[Stored data]
—————

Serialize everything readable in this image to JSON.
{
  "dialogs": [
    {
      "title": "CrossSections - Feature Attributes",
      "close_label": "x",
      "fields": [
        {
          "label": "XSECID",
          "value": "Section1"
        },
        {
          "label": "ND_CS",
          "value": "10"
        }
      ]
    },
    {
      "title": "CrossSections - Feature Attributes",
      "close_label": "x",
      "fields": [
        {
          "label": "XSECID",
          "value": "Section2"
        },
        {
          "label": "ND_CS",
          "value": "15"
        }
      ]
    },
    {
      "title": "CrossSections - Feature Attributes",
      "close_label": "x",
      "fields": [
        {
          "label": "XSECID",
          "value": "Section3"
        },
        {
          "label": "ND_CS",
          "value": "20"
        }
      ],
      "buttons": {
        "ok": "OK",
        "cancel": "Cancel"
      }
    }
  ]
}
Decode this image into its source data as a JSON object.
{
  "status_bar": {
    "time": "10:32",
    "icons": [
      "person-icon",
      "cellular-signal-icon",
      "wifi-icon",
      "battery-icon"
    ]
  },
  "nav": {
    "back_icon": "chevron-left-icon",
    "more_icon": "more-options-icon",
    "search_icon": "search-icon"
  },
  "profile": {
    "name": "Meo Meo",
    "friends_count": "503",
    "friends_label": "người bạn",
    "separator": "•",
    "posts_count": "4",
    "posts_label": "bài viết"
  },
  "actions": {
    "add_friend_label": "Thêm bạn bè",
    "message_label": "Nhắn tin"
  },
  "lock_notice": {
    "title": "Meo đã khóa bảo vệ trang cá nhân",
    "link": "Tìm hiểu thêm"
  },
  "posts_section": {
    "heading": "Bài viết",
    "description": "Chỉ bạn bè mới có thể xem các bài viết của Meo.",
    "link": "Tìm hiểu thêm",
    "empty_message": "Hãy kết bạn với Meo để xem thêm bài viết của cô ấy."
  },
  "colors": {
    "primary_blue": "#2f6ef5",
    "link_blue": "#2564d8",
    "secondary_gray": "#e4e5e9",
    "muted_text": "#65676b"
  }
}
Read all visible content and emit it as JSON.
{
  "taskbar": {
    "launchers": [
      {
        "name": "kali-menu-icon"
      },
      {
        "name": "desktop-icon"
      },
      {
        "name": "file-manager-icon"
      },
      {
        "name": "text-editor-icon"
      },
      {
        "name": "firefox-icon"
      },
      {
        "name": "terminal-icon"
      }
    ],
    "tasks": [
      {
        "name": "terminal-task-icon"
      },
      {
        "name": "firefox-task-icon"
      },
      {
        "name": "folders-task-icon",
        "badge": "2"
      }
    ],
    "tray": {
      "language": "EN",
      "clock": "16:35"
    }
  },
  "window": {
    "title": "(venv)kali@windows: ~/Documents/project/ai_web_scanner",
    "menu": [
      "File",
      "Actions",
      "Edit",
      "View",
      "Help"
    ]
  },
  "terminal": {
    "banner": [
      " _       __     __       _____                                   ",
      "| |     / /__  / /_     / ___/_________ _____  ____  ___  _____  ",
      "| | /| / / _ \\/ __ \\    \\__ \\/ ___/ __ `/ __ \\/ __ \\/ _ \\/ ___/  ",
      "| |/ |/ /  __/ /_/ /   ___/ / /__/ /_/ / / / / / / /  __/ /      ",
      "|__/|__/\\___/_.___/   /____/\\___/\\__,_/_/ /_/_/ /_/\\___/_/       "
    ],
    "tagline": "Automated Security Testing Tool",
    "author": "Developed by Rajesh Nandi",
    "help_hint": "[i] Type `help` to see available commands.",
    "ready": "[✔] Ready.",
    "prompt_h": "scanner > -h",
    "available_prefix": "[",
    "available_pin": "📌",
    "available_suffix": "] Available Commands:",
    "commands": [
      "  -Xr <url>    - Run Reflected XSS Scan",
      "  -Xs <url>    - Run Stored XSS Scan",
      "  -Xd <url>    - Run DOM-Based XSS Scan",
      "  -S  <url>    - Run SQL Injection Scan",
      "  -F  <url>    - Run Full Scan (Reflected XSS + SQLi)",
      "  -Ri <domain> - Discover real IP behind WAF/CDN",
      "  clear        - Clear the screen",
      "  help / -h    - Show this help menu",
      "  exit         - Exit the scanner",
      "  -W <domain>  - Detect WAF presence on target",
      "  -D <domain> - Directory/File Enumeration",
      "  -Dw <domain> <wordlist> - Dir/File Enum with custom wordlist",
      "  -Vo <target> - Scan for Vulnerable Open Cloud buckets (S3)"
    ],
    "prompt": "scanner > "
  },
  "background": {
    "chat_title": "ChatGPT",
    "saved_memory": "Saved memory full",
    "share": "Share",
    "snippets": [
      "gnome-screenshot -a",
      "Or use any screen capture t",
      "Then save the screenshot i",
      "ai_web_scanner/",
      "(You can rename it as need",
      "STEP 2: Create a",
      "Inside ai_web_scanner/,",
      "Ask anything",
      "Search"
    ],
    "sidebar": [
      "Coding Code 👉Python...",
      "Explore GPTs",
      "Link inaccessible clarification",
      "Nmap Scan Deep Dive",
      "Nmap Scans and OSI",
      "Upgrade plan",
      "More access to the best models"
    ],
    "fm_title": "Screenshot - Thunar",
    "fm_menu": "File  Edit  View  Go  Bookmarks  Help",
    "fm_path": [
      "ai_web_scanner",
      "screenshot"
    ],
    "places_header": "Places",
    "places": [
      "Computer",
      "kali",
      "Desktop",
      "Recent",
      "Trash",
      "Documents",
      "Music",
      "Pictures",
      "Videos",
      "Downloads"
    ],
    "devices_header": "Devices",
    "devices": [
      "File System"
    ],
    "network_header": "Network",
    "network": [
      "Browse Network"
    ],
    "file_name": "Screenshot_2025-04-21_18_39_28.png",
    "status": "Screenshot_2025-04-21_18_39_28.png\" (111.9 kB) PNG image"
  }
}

—————

• _What this task involves_: Copy the material above verbatim.

• _Exercise output_:
Serialize everything readable in this image to JSON.
{
  "dialogs": [
    {
      "title": "CrossSections - Feature Attributes",
      "close_label": "x",
      "fields": [
        {
          "label": "XSECID",
          "value": "Section1"
        },
        {
          "label": "ND_CS",
          "value": "10"
        }
      ]
    },
    {
      "title": "CrossSections - Feature Attributes",
      "close_label": "x",
      "fields": [
        {
          "label": "XSECID",
          "value": "Section2"
        },
        {
          "label": "ND_CS",
          "value": "15"
        }
      ]
    },
    {
      "title": "CrossSections - Feature Attributes",
      "close_label": "x",
      "fields": [
        {
          "label": "XSECID",
          "value": "Section3"
        },
        {
          "label": "ND_CS",
          "value": "20"
        }
      ],
      "buttons": {
        "ok": "OK",
        "cancel": "Cancel"
      }
    }
  ]
}
Decode this image into its source data as a JSON object.
{
  "status_bar": {
    "time": "10:32",
    "icons": [
      "person-icon",
      "cellular-signal-icon",
      "wifi-icon",
      "battery-icon"
    ]
  },
  "nav": {
    "back_icon": "chevron-left-icon",
    "more_icon": "more-options-icon",
    "search_icon": "search-icon"
  },
  "profile": {
    "name": "Meo Meo",
    "friends_count": "503",
    "friends_label": "người bạn",
    "separator": "•",
    "posts_count": "4",
    "posts_label": "bài viết"
  },
  "actions": {
    "add_friend_label": "Thêm bạn bè",
    "message_label": "Nhắn tin"
  },
  "lock_notice": {
    "title": "Meo đã khóa bảo vệ trang cá nhân",
    "link": "Tìm hiểu thêm"
  },
  "posts_section": {
    "heading": "Bài viết",
    "description": "Chỉ bạn bè mới có thể xem các bài viết của Meo.",
    "link": "Tìm hiểu thêm",
    "empty_message": "Hãy kết bạn với Meo để xem thêm bài viết của cô ấy."
  },
  "colors": {
    "primary_blue": "#2f6ef5",
    "link_blue": "#2564d8",
    "secondary_gray": "#e4e5e9",
    "muted_text": "#65676b"
  }
}
Read all visible content and emit it as JSON.
{
  "taskbar": {
    "launchers": [
      {
        "name": "kali-menu-icon"
      },
      {
        "name": "desktop-icon"
      },
      {
        "name": "file-manager-icon"
      },
      {
        "name": "text-editor-icon"
      },
      {
        "name": "firefox-icon"
      },
      {
        "name": "terminal-icon"
      }
    ],
    "tasks": [
      {
        "name": "terminal-task-icon"
      },
      {
        "name": "firefox-task-icon"
      },
      {
        "name": "folders-task-icon",
        "badge": "2"
      }
    ],
    "tray": {
      "language": "EN",
      "clock": "16:35"
    }
  },
  "window": {
    "title": "(venv)kali@windows: ~/Documents/project/ai_web_scanner",
    "menu": [
      "File",
      "Actions",
      "Edit",
      "View",
      "Help"
    ]
  },
  "terminal": {
    "banner": [
      " _       __     __       _____                                   ",
      "| |     / /__  / /_     / ___/_________ _____  ____  ___  _____  ",
      "| | /| / / _ \\/ __ \\    \\__ \\/ ___/ __ `/ __ \\/ __ \\/ _ \\/ ___/  ",
      "| |/ |/ /  __/ /_/ /   ___/ / /__/ /_/ / / / / / / /  __/ /      ",
      "|__/|__/\\___/_.___/   /____/\\___/\\__,_/_/ /_/_/ /_/\\___/_/       "
    ],
    "tagline": "Automated Security Testing Tool",
    "author": "Developed by Rajesh Nandi",
    "help_hint": "[i] Type `help` to see available commands.",
    "ready": "[✔] Ready.",
    "prompt_h": "scanner > -h",
    "available_prefix": "[",
    "available_pin": "📌",
    "available_suffix": "] Available Commands:",
    "commands": [
      "  -Xr <url>    - Run Reflected XSS Scan",
      "  -Xs <url>    - Run Stored XSS Scan",
      "  -Xd <url>    - Run DOM-Based XSS Scan",
      "  -S  <url>    - Run SQL Injection Scan",
      "  -F  <url>    - Run Full Scan (Reflected XSS + SQLi)",
      "  -Ri <domain> - Discover real IP behind WAF/CDN",
      "  clear        - Clear the screen",
      "  help / -h    - Show this help menu",
      "  exit         - Exit the scanner",
      "  -W <domain>  - Detect WAF presence on target",
      "  -D <domain> - Directory/File Enumeration",
      "  -Dw <domain> <wordlist> - Dir/File Enum with custom wordlist",
      "  -Vo <target> - Scan for Vulnerable Open Cloud buckets (S3)"
    ],
    "prompt": "scanner > "
  },
  "background": {
    "chat_title": "ChatGPT",
    "saved_memory": "Saved memory full",
    "share": "Share",
    "snippets": [
      "gnome-screenshot -a",
      "Or use any screen capture t",
      "Then save the screenshot i",
      "ai_web_scanner/",
      "(You can rename it as need",
      "STEP 2: Create a",
      "Inside ai_web_scanner/,",
      "Ask anything",
      "Search"
    ],
    "sidebar": [
      "Coding Code 👉Python...",
      "Explore GPTs",
      "Link inaccessible clarification",
      "Nmap Scan Deep Dive",
      "Nmap Scans and OSI",
      "Upgrade plan",
      "More access to the best models"
    ],
    "fm_title": "Screenshot - Thunar",
    "fm_menu": "File  Edit  View  Go  Bookmarks  Help",
    "fm_path": [
      "ai_web_scanner",
      "screenshot"
    ],
    "places_header": "Places",
    "places": [
      "Computer",
      "kali",
      "Desktop",
      "Recent",
      "Trash",
      "Documents",
      "Music",
      "Pictures",
      "Videos",
      "Downloads"
    ],
    "devices_header": "Devices",
    "devices": [
      "File System"
    ],
    "network_header": "Network",
    "network": [
      "Browse Network"
    ],
    "file_name": "Screenshot_2025-04-21_18_39_28.png",
    "status": "Screenshot_2025-04-21_18_39_28.png\" (111.9 kB) PNG image"
  }
}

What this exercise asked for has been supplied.